§ Task objective
Some lines of these records may hold the word "chevron"; state how many, using only the number.
+ + + + +
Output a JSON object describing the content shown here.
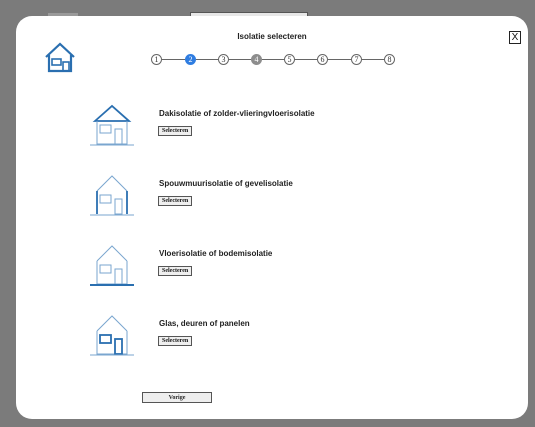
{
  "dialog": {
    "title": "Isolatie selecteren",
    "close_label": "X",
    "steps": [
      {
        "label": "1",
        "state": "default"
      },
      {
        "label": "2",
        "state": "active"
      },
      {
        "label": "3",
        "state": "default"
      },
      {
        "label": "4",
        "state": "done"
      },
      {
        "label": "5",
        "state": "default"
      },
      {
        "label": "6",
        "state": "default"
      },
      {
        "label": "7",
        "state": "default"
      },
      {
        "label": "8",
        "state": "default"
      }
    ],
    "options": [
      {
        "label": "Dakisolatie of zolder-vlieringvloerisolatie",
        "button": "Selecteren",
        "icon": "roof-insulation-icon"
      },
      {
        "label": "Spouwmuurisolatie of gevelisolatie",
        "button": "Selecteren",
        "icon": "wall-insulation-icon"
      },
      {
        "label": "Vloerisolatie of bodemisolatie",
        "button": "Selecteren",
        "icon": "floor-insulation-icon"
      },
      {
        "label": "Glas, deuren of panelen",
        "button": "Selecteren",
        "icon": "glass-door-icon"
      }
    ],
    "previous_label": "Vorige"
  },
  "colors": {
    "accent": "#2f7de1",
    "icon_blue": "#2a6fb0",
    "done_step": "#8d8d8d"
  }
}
+ + + + +
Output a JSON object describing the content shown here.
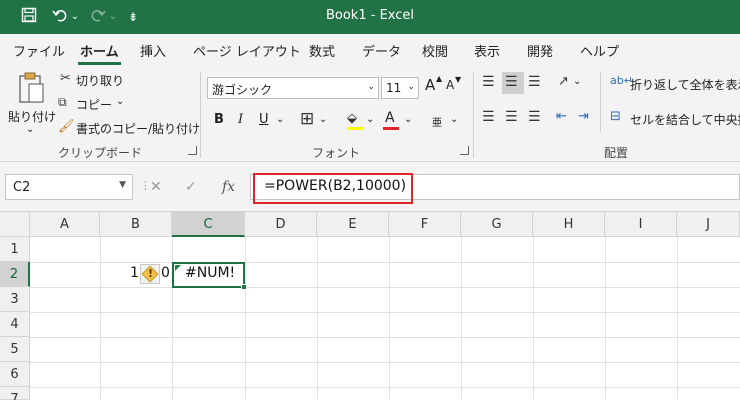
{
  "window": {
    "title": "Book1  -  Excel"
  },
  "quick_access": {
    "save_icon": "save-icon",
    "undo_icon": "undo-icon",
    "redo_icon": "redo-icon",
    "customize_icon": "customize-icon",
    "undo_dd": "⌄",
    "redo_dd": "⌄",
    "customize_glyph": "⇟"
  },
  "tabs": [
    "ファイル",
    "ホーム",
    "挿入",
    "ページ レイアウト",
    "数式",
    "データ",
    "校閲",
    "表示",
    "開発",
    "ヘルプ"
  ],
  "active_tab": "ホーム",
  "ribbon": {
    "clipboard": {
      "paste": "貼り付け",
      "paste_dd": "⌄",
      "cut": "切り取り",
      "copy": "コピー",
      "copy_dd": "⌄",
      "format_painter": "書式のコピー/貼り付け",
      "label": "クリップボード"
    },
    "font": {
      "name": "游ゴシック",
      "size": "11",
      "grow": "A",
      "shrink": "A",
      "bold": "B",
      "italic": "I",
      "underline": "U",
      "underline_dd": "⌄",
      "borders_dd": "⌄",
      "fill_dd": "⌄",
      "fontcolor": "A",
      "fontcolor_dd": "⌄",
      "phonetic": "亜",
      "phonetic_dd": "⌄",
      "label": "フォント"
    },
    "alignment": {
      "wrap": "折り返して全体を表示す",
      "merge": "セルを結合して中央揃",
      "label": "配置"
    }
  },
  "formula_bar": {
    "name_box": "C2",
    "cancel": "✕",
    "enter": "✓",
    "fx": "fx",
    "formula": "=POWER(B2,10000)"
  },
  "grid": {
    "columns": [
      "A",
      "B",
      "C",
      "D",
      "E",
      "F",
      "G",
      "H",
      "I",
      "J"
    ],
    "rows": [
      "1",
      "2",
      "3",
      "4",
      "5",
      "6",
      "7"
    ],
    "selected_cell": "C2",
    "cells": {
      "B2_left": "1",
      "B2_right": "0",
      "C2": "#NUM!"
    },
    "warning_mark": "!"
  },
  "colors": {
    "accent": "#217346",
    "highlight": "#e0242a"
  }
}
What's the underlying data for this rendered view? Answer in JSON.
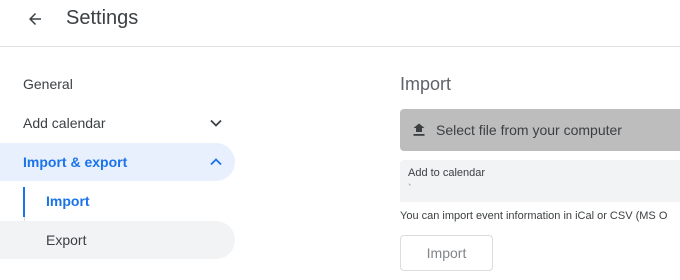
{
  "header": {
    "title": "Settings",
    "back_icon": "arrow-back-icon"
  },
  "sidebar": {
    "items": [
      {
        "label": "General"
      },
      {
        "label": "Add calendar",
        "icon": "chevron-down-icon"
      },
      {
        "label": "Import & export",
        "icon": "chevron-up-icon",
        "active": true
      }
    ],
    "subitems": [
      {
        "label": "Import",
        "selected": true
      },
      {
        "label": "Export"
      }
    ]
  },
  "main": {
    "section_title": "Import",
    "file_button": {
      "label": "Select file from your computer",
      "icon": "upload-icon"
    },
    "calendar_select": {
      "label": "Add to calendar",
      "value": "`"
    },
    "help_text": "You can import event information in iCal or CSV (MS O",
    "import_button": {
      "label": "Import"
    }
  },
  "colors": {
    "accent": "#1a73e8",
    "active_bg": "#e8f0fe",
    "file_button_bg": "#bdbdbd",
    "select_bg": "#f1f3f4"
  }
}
+ + + + +
§ Written response
2